# Exercise directions
Substitute "clickable" for every "interactable" in all of the rows below, changing nothing else, and rewrite the rows without the pictures.

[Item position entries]
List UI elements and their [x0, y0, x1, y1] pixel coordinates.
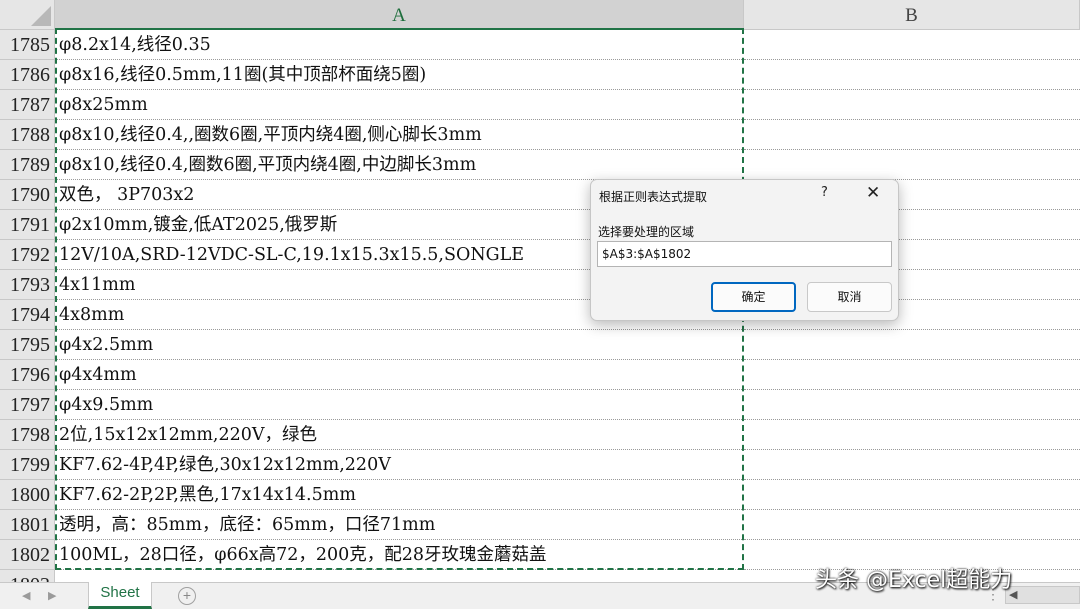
row-header[interactable]: 1787 — [0, 90, 55, 120]
cancel-button[interactable]: 取消 — [807, 282, 892, 312]
close-icon[interactable]: ✕ — [866, 183, 880, 203]
row-header[interactable]: 1794 — [0, 300, 55, 330]
cell-b[interactable] — [744, 390, 1080, 420]
next-sheet-arrow-icon[interactable]: ▶ — [48, 589, 56, 602]
cell-a[interactable]: φ8.2x14,线径0.35 — [55, 30, 744, 60]
row-header[interactable]: 1791 — [0, 210, 55, 240]
cell-a[interactable]: φ8x10,线径0.4,,圈数6圈,平顶内绕4圈,侧心脚长3mm — [55, 120, 744, 150]
cell-b[interactable] — [744, 90, 1080, 120]
row-header[interactable]: 1793 — [0, 270, 55, 300]
prev-sheet-arrow-icon[interactable]: ◀ — [22, 589, 30, 602]
row-header[interactable]: 1802 — [0, 540, 55, 570]
row-header[interactable]: 1786 — [0, 60, 55, 90]
cell-a[interactable]: φ4x9.5mm — [55, 390, 744, 420]
add-sheet-icon[interactable]: + — [178, 587, 196, 605]
cell-b[interactable] — [744, 450, 1080, 480]
range-input[interactable] — [597, 241, 892, 267]
sheet-tab[interactable]: Sheet — [88, 582, 152, 609]
row-header[interactable]: 1788 — [0, 120, 55, 150]
cell-a[interactable]: φ4x4mm — [55, 360, 744, 390]
row-header[interactable]: 1800 — [0, 480, 55, 510]
cell-b[interactable] — [744, 150, 1080, 180]
row-header[interactable]: 1792 — [0, 240, 55, 270]
row-header[interactable]: 1797 — [0, 390, 55, 420]
row-header-partial[interactable]: 1803 — [0, 570, 55, 582]
cell-a[interactable]: 2位,15x12x12mm,220V，绿色 — [55, 420, 744, 450]
column-header-b[interactable]: B — [744, 0, 1080, 30]
column-header-a[interactable]: A — [55, 0, 744, 30]
dialog-title: 根据正则表达式提取 — [599, 190, 708, 204]
row-header[interactable]: 1799 — [0, 450, 55, 480]
watermark: 头条 @Excel超能力 — [815, 568, 1013, 593]
help-icon[interactable]: ? — [821, 185, 828, 200]
cell-b[interactable] — [744, 120, 1080, 150]
cell-a[interactable]: 透明，高：85mm，底径：65mm，口径71mm — [55, 510, 744, 540]
row-header[interactable]: 1798 — [0, 420, 55, 450]
cell-b[interactable] — [744, 480, 1080, 510]
ok-button[interactable]: 确定 — [711, 282, 796, 312]
cell-a[interactable]: φ8x16,线径0.5mm,11圈(其中顶部杯面绕5圈) — [55, 60, 744, 90]
cell-b[interactable] — [744, 60, 1080, 90]
regex-extract-dialog: 根据正则表达式提取 ? ✕ 选择要处理的区域 确定 取消 — [590, 179, 899, 321]
cell-b[interactable] — [744, 420, 1080, 450]
select-all-triangle-icon — [31, 6, 51, 26]
cell-a[interactable]: φ4x2.5mm — [55, 330, 744, 360]
row-header[interactable]: 1801 — [0, 510, 55, 540]
cell-a[interactable]: KF7.62-4P,4P,绿色,30x12x12mm,220V — [55, 450, 744, 480]
spreadsheet-grid: A B 1785 φ8.2x14,线径0.35 1786 φ8x16,线径0.5mm,… — [0, 0, 1080, 609]
row-header[interactable]: 1785 — [0, 30, 55, 60]
cell-a[interactable]: φ8x25mm — [55, 90, 744, 120]
cell-a[interactable]: KF7.62-2P,2P,黑色,17x14x14.5mm — [55, 480, 744, 510]
cell-a[interactable]: φ8x10,线径0.4,圈数6圈,平顶内绕4圈,中边脚长3mm — [55, 150, 744, 180]
row-header[interactable]: 1796 — [0, 360, 55, 390]
cell-b[interactable] — [744, 360, 1080, 390]
horizontal-scrollbar[interactable]: ◀ — [1005, 586, 1080, 604]
cell-b[interactable] — [744, 30, 1080, 60]
range-label: 选择要处理的区域 — [598, 225, 695, 239]
row-header[interactable]: 1795 — [0, 330, 55, 360]
select-all-corner[interactable] — [0, 0, 55, 30]
cell-b[interactable] — [744, 330, 1080, 360]
cell-a[interactable]: 100ML，28口径，φ66x高72，200克，配28牙玫瑰金蘑菇盖 — [55, 540, 744, 570]
row-header[interactable]: 1790 — [0, 180, 55, 210]
cell-b[interactable] — [744, 510, 1080, 540]
row-header[interactable]: 1789 — [0, 150, 55, 180]
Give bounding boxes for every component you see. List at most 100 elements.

# Solution to this problem
List UI elements and their [x0, y0, x1, y1] pixel coordinates.
row-header[clickable]: 1787 — [0, 90, 55, 120]
cancel-button[clickable]: 取消 — [807, 282, 892, 312]
close-icon[clickable]: ✕ — [866, 183, 880, 203]
row-header[clickable]: 1794 — [0, 300, 55, 330]
cell-b[clickable] — [744, 390, 1080, 420]
next-sheet-arrow-icon[clickable]: ▶ — [48, 589, 56, 602]
cell-a[clickable]: φ8.2x14,线径0.35 — [55, 30, 744, 60]
row-header[clickable]: 1791 — [0, 210, 55, 240]
cell-a[clickable]: φ8x10,线径0.4,,圈数6圈,平顶内绕4圈,侧心脚长3mm — [55, 120, 744, 150]
cell-b[clickable] — [744, 90, 1080, 120]
row-header[clickable]: 1793 — [0, 270, 55, 300]
prev-sheet-arrow-icon[clickable]: ◀ — [22, 589, 30, 602]
row-header[clickable]: 1802 — [0, 540, 55, 570]
row-header[clickable]: 1786 — [0, 60, 55, 90]
cell-a[clickable]: φ4x9.5mm — [55, 390, 744, 420]
add-sheet-icon[clickable]: + — [178, 587, 196, 605]
cell-b[clickable] — [744, 450, 1080, 480]
range-input[clickable] — [597, 241, 892, 267]
sheet-tab[clickable]: Sheet — [88, 582, 152, 609]
row-header[clickable]: 1788 — [0, 120, 55, 150]
cell-a[clickable]: φ4x4mm — [55, 360, 744, 390]
row-header[clickable]: 1800 — [0, 480, 55, 510]
cell-b[clickable] — [744, 150, 1080, 180]
row-header[clickable]: 1792 — [0, 240, 55, 270]
row-header[clickable]: 1797 — [0, 390, 55, 420]
row-header-partial[clickable]: 1803 — [0, 570, 55, 582]
cell-a[clickable]: 2位,15x12x12mm,220V，绿色 — [55, 420, 744, 450]
column-header-b[clickable]: B — [744, 0, 1080, 30]
column-header-a[clickable]: A — [55, 0, 744, 30]
dialog-title: 根据正则表达式提取 — [599, 190, 708, 204]
row-header[clickable]: 1799 — [0, 450, 55, 480]
watermark: 头条 @Excel超能力 — [815, 568, 1013, 593]
help-icon[clickable]: ? — [821, 185, 828, 200]
cell-b[clickable] — [744, 120, 1080, 150]
cell-a[clickable]: 透明，高：85mm，底径：65mm，口径71mm — [55, 510, 744, 540]
row-header[clickable]: 1798 — [0, 420, 55, 450]
cell-b[clickable] — [744, 480, 1080, 510]
ok-button[clickable]: 确定 — [711, 282, 796, 312]
cell-a[clickable]: φ8x16,线径0.5mm,11圈(其中顶部杯面绕5圈) — [55, 60, 744, 90]
cell-b[clickable] — [744, 60, 1080, 90]
regex-extract-dialog: 根据正则表达式提取 ? ✕ 选择要处理的区域 确定 取消 — [590, 179, 899, 321]
cell-b[clickable] — [744, 420, 1080, 450]
select-all-triangle-icon — [31, 6, 51, 26]
cell-a[clickable]: φ4x2.5mm — [55, 330, 744, 360]
row-header[clickable]: 1801 — [0, 510, 55, 540]
cell-a[clickable]: KF7.62-4P,4P,绿色,30x12x12mm,220V — [55, 450, 744, 480]
spreadsheet-grid: A B 1785 φ8.2x14,线径0.35 1786 φ8x16,线径0.5mm,… — [0, 0, 1080, 609]
row-header[clickable]: 1785 — [0, 30, 55, 60]
cell-a[clickable]: φ8x25mm — [55, 90, 744, 120]
cell-a[clickable]: KF7.62-2P,2P,黑色,17x14x14.5mm — [55, 480, 744, 510]
cell-a[clickable]: φ8x10,线径0.4,圈数6圈,平顶内绕4圈,中边脚长3mm — [55, 150, 744, 180]
row-header[clickable]: 1796 — [0, 360, 55, 390]
cell-b[clickable] — [744, 360, 1080, 390]
horizontal-scrollbar[clickable]: ◀ — [1005, 586, 1080, 604]
cell-b[clickable] — [744, 30, 1080, 60]
range-label: 选择要处理的区域 — [598, 225, 695, 239]
row-header[clickable]: 1795 — [0, 330, 55, 360]
select-all-corner[clickable] — [0, 0, 55, 30]
cell-b[clickable] — [744, 330, 1080, 360]
cell-a[clickable]: 100ML，28口径，φ66x高72，200克，配28牙玫瑰金蘑菇盖 — [55, 540, 744, 570]
row-header[clickable]: 1790 — [0, 180, 55, 210]
cell-b[clickable] — [744, 510, 1080, 540]
row-header[clickable]: 1789 — [0, 150, 55, 180]
Give bounding boxes for every component you see. List at most 100 elements.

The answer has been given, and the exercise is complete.